Inspiring event focuses on ‘Strategies for Success’, encourages women and girls to Rise
By Geeta Goindi
Falls Church, Virginia, October 9, 2015 – The fifth annual ‘Empowering Women and Girls Conference’, an eagerly awaited event organized by the National Federation of Indian American Associations (NFIA), put the spotlight squarely on Indian-American youth leaders.
Spearheaded by Mrs. Angela Anand, chairwoman of the conference, it drew remarkable teen activists to the Marriott hotel in Falls Church, on a Friday evening, to share inspiring, really incredible experiences. These are the girls who are rising!
In the spotlight was Sareana Kimia, a brave crusader who is home-schooling due to circumstances. As the founder of Youth for National Change, she passionately advocates for the interests of young people, representing their voices at the local, state and national levels. She is a political activist determined to make a difference!
Sareana speaks with a confidence far belying her young age of 17. Her story is compelling and she makes it even more so with a candor that is disarming.
Sareana told the conference attendees about her beloved mother who grew up in Gurgaon, India, how she was abused both physically and mentally. “This is a problem that is so prevalent in so many parts of the world”, she lamented. “We hear so many people talking about it and yet we shun them”.
Sareana recounted that her mother eventually came to the United States trying to break out of the cycle of abuse, trying to rise above her circumstances. “And she triumphed because she invested in me”, she declared.
“When I was younger, I was abused by my father”, Sareana disclosed. “This cycle of abuse was so harsh. It hurts so much not just physically, but emotionally”.
This spunky kid has also known hunger and homelessness. And she has learnt how to move forward!
The catalyst came when she enrolled in a magnet program on aerospace technology which was later cut. “This is not right”, she bemoaned, sharing her feelings at the time. “You have promised me three years of this program that I want to invest in, and you have taken it away from me”.
Thereafter, began her trip of advocacy. “All I cared about was keeping my school open, my magnet program running”, she recalled, and in trying to do so, she learnt so much.
“There are so many injustices in the world that aren’t just my school, or aren’t just abuse”, she noted. “It’s everything put together. So, I started investing more and more time in advocacy and learning about these issues”.

Dataset records
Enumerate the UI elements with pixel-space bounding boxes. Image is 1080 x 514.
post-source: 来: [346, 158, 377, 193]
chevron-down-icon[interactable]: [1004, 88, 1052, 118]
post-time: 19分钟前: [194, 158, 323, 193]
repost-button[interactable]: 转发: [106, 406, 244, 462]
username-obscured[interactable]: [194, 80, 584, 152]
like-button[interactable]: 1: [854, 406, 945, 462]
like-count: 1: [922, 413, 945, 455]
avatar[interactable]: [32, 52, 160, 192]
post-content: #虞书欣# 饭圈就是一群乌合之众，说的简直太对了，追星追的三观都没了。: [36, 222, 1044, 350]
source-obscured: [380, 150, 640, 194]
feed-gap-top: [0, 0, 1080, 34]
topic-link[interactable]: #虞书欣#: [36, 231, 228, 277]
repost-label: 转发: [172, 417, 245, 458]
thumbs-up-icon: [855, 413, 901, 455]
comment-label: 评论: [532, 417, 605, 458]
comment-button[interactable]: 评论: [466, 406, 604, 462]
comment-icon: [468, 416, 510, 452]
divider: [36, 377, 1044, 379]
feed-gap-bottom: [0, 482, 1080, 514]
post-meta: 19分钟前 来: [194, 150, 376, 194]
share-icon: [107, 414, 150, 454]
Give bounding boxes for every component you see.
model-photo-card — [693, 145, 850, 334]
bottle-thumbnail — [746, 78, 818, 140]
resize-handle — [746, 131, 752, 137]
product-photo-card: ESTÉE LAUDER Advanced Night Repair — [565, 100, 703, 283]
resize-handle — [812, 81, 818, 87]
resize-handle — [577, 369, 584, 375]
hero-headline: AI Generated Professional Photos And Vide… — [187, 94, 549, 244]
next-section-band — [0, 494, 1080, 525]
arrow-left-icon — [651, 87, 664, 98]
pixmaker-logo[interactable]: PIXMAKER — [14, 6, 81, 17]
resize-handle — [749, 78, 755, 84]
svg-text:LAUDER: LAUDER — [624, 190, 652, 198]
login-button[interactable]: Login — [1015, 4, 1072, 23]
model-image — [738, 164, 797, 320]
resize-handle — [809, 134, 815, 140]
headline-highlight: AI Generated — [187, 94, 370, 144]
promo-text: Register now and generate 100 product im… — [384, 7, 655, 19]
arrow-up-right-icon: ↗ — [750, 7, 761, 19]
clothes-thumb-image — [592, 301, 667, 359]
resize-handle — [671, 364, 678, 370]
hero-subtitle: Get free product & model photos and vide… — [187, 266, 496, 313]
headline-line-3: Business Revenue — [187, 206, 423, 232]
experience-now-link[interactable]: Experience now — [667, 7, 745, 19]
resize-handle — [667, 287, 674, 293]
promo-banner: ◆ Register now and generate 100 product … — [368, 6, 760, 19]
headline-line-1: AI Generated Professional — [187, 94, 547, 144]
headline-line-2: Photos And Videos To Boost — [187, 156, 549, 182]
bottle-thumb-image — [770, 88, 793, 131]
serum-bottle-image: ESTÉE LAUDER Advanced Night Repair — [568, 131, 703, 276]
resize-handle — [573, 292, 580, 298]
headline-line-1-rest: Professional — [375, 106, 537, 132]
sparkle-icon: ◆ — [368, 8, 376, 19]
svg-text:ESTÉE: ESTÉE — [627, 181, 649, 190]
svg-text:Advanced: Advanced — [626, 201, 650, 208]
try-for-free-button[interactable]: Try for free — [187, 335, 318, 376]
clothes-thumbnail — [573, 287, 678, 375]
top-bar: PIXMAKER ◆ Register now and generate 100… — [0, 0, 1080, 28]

• [Problem requirements] Extend the article about the women and girls empowerment conference, picking up after its last paragraph.

• [Task response]
Her findings revealed, “We need to build a coalition of people, so we can get a better America and a better India. I was lucky enough because people really invested in me”, she said. “People invested in my dreams and my hopes, and wanting to change the world because nobody has justice right now”, she claimed.
Sareana told the gathering, “I had heard people say, if you invest in a man, you invest in an individual. If you invest in a woman, you invest in a community. That is exactly what everyone investing in me believed. Now, I want to invest back into my community. I want to do everything that I can”, she declared.
Expressing her profound thanks to NFIA members who gave her a generous endowment, Sareana recalled, “A year ago when I was homeless and trying to pay for school, my community stood behind me and helped me raise money. In fact, they doubled my goal and helped me raise $35,000. I know that when we stand behind a woman, a girl, we are empowering a community because she will give back. She will try to solve problems that we all face”, she said, to much applause.
Swetha Prabakaran is a 2015 White House ‘Champion of Change’ and at the young age of 15 is the founder of Everybody Code Now!, a non-profit working to empower the next generation of youth to become engineers, scientists and entrepreneurs.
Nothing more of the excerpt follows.